___ RECORDS FOR PROCESSING ___

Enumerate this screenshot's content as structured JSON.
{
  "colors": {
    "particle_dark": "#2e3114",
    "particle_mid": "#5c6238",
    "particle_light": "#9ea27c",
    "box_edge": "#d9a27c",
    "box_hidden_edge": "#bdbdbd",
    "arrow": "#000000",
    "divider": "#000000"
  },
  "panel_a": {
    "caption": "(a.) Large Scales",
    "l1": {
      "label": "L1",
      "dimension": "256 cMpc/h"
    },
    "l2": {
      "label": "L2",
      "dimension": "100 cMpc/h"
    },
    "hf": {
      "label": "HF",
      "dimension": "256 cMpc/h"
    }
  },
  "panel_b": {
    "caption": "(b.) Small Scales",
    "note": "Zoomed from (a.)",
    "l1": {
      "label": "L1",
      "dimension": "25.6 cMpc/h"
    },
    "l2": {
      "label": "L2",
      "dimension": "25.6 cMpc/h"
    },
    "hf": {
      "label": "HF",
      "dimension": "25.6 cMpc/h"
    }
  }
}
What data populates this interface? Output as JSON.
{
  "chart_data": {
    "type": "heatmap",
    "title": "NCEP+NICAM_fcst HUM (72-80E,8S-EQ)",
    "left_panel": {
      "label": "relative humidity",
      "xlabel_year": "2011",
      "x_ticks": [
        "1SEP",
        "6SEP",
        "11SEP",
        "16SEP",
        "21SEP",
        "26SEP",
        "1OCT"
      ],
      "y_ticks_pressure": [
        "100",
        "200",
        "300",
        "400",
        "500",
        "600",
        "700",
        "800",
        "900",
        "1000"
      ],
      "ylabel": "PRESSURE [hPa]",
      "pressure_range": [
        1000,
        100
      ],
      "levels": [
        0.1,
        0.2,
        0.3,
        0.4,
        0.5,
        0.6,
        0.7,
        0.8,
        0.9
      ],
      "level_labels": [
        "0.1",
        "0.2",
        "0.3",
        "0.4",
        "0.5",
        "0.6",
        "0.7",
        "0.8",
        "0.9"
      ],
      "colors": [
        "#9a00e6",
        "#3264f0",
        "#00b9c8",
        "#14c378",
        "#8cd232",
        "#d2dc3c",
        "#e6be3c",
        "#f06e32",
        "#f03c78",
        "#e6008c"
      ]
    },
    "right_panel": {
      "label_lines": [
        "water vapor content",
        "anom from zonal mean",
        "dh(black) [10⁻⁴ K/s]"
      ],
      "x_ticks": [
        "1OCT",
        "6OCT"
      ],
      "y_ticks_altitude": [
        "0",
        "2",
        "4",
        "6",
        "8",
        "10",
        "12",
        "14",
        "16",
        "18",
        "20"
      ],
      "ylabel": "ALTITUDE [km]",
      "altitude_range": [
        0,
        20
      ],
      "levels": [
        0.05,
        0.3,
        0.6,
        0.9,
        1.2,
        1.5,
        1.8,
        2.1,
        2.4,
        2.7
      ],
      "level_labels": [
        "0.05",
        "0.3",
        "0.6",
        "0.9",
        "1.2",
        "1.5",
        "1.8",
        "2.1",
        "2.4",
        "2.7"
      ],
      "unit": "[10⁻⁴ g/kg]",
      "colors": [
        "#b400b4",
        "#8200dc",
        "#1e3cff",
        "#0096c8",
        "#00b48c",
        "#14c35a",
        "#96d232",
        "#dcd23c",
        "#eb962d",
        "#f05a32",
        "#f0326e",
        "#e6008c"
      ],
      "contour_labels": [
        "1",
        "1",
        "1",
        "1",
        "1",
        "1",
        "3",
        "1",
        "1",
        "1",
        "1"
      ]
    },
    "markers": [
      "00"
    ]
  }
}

___

■ WHAT IS EXPECTED ■
Faithfully copy every entry, leaving nothing out.

■ THE ANSWER ■
Enumerate this screenshot's content as structured JSON.
{
  "colors": {
    "particle_dark": "#2e3114",
    "particle_mid": "#5c6238",
    "particle_light": "#9ea27c",
    "box_edge": "#d9a27c",
    "box_hidden_edge": "#bdbdbd",
    "arrow": "#000000",
    "divider": "#000000"
  },
  "panel_a": {
    "caption": "(a.) Large Scales",
    "l1": {
      "label": "L1",
      "dimension": "256 cMpc/h"
    },
    "l2": {
      "label": "L2",
      "dimension": "100 cMpc/h"
    },
    "hf": {
      "label": "HF",
      "dimension": "256 cMpc/h"
    }
  },
  "panel_b": {
    "caption": "(b.) Small Scales",
    "note": "Zoomed from (a.)",
    "l1": {
      "label": "L1",
      "dimension": "25.6 cMpc/h"
    },
    "l2": {
      "label": "L2",
      "dimension": "25.6 cMpc/h"
    },
    "hf": {
      "label": "HF",
      "dimension": "25.6 cMpc/h"
    }
  }
}
What data populates this interface? Output as JSON.
{
  "chart_data": {
    "type": "heatmap",
    "title": "NCEP+NICAM_fcst HUM (72-80E,8S-EQ)",
    "left_panel": {
      "label": "relative humidity",
      "xlabel_year": "2011",
      "x_ticks": [
        "1SEP",
        "6SEP",
        "11SEP",
        "16SEP",
        "21SEP",
        "26SEP",
        "1OCT"
      ],
      "y_ticks_pressure": [
        "100",
        "200",
        "300",
        "400",
        "500",
        "600",
        "700",
        "800",
        "900",
        "1000"
      ],
      "ylabel": "PRESSURE [hPa]",
      "pressure_range": [
        1000,
        100
      ],
      "levels": [
        0.1,
        0.2,
        0.3,
        0.4,
        0.5,
        0.6,
        0.7,
        0.8,
        0.9
      ],
      "level_labels": [
        "0.1",
        "0.2",
        "0.3",
        "0.4",
        "0.5",
        "0.6",
        "0.7",
        "0.8",
        "0.9"
      ],
      "colors": [
        "#9a00e6",
        "#3264f0",
        "#00b9c8",
        "#14c378",
        "#8cd232",
        "#d2dc3c",
        "#e6be3c",
        "#f06e32",
        "#f03c78",
        "#e6008c"
      ]
    },
    "right_panel": {
      "label_lines": [
        "water vapor content",
        "anom from zonal mean",
        "dh(black) [10⁻⁴ K/s]"
      ],
      "x_ticks": [
        "1OCT",
        "6OCT"
      ],
      "y_ticks_altitude": [
        "0",
        "2",
        "4",
        "6",
        "8",
        "10",
        "12",
        "14",
        "16",
        "18",
        "20"
      ],
      "ylabel": "ALTITUDE [km]",
      "altitude_range": [
        0,
        20
      ],
      "levels": [
        0.05,
        0.3,
        0.6,
        0.9,
        1.2,
        1.5,
        1.8,
        2.1,
        2.4,
        2.7
      ],
      "level_labels": [
        "0.05",
        "0.3",
        "0.6",
        "0.9",
        "1.2",
        "1.5",
        "1.8",
        "2.1",
        "2.4",
        "2.7"
      ],
      "unit": "[10⁻⁴ g/kg]",
      "colors": [
        "#b400b4",
        "#8200dc",
        "#1e3cff",
        "#0096c8",
        "#00b48c",
        "#14c35a",
        "#96d232",
        "#dcd23c",
        "#eb962d",
        "#f05a32",
        "#f0326e",
        "#e6008c"
      ],
      "contour_labels": [
        "1",
        "1",
        "1",
        "1",
        "1",
        "1",
        "3",
        "1",
        "1",
        "1",
        "1"
      ]
    },
    "markers": [
      "00"
    ]
  }
}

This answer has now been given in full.